Description of the task:
Rewrite the records below, renaming each "legend-description" to "legend-text" and leaving everything else as it is.

Supplied data:
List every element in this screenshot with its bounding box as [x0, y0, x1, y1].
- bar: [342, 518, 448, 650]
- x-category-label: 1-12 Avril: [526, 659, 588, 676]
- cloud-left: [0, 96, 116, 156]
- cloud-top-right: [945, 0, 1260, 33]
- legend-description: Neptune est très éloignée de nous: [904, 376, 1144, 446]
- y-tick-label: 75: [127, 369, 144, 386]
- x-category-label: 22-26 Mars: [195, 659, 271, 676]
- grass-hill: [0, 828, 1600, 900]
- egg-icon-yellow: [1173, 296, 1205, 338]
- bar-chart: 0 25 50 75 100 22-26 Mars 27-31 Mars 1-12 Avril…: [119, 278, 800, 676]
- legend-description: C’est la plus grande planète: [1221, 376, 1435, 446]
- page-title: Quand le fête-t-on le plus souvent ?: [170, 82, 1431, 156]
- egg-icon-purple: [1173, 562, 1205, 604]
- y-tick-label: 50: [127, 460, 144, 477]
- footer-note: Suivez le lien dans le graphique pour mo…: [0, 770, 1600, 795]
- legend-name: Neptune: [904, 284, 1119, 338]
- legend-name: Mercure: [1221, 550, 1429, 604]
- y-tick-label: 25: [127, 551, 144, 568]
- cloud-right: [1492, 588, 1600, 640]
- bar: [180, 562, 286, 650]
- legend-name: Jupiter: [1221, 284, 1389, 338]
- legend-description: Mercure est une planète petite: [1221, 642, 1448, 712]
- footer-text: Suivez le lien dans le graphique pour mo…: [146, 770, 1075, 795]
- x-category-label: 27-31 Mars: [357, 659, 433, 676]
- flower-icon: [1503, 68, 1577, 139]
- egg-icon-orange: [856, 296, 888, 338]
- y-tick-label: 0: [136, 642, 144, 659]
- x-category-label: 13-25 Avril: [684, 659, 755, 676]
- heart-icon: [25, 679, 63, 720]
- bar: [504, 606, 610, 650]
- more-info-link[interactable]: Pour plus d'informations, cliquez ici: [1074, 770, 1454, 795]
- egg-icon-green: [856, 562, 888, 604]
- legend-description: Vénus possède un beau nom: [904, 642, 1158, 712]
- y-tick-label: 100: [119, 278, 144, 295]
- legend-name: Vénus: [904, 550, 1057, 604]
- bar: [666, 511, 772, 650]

The output:
List every element in this screenshot with its bounding box as [x0, y0, x1, y1].
- bar: [342, 518, 448, 650]
- x-category-label: 1-12 Avril: [526, 659, 588, 676]
- cloud-left: [0, 96, 116, 156]
- cloud-top-right: [945, 0, 1260, 33]
- legend-text: Neptune est très éloignée de nous: [904, 376, 1144, 446]
- y-tick-label: 75: [127, 369, 144, 386]
- x-category-label: 22-26 Mars: [195, 659, 271, 676]
- grass-hill: [0, 828, 1600, 900]
- egg-icon-yellow: [1173, 296, 1205, 338]
- bar-chart: 0 25 50 75 100 22-26 Mars 27-31 Mars 1-12 Avril…: [119, 278, 800, 676]
- legend-text: C’est la plus grande planète: [1221, 376, 1435, 446]
- page-title: Quand le fête-t-on le plus souvent ?: [170, 82, 1431, 156]
- egg-icon-purple: [1173, 562, 1205, 604]
- y-tick-label: 50: [127, 460, 144, 477]
- footer-note: Suivez le lien dans le graphique pour mo…: [0, 770, 1600, 795]
- legend-name: Neptune: [904, 284, 1119, 338]
- legend-name: Mercure: [1221, 550, 1429, 604]
- y-tick-label: 25: [127, 551, 144, 568]
- cloud-right: [1492, 588, 1600, 640]
- bar: [180, 562, 286, 650]
- legend-name: Jupiter: [1221, 284, 1389, 338]
- legend-text: Mercure est une planète petite: [1221, 642, 1448, 712]
- footer-text: Suivez le lien dans le graphique pour mo…: [146, 770, 1075, 795]
- x-category-label: 27-31 Mars: [357, 659, 433, 676]
- flower-icon: [1503, 68, 1577, 139]
- egg-icon-orange: [856, 296, 888, 338]
- y-tick-label: 0: [136, 642, 144, 659]
- x-category-label: 13-25 Avril: [684, 659, 755, 676]
- heart-icon: [25, 679, 63, 720]
- bar: [504, 606, 610, 650]
- more-info-link[interactable]: Pour plus d'informations, cliquez ici: [1074, 770, 1454, 795]
- egg-icon-green: [856, 562, 888, 604]
- legend-text: Vénus possède un beau nom: [904, 642, 1158, 712]
- y-tick-label: 100: [119, 278, 144, 295]
- legend-name: Vénus: [904, 550, 1057, 604]
- bar: [666, 511, 772, 650]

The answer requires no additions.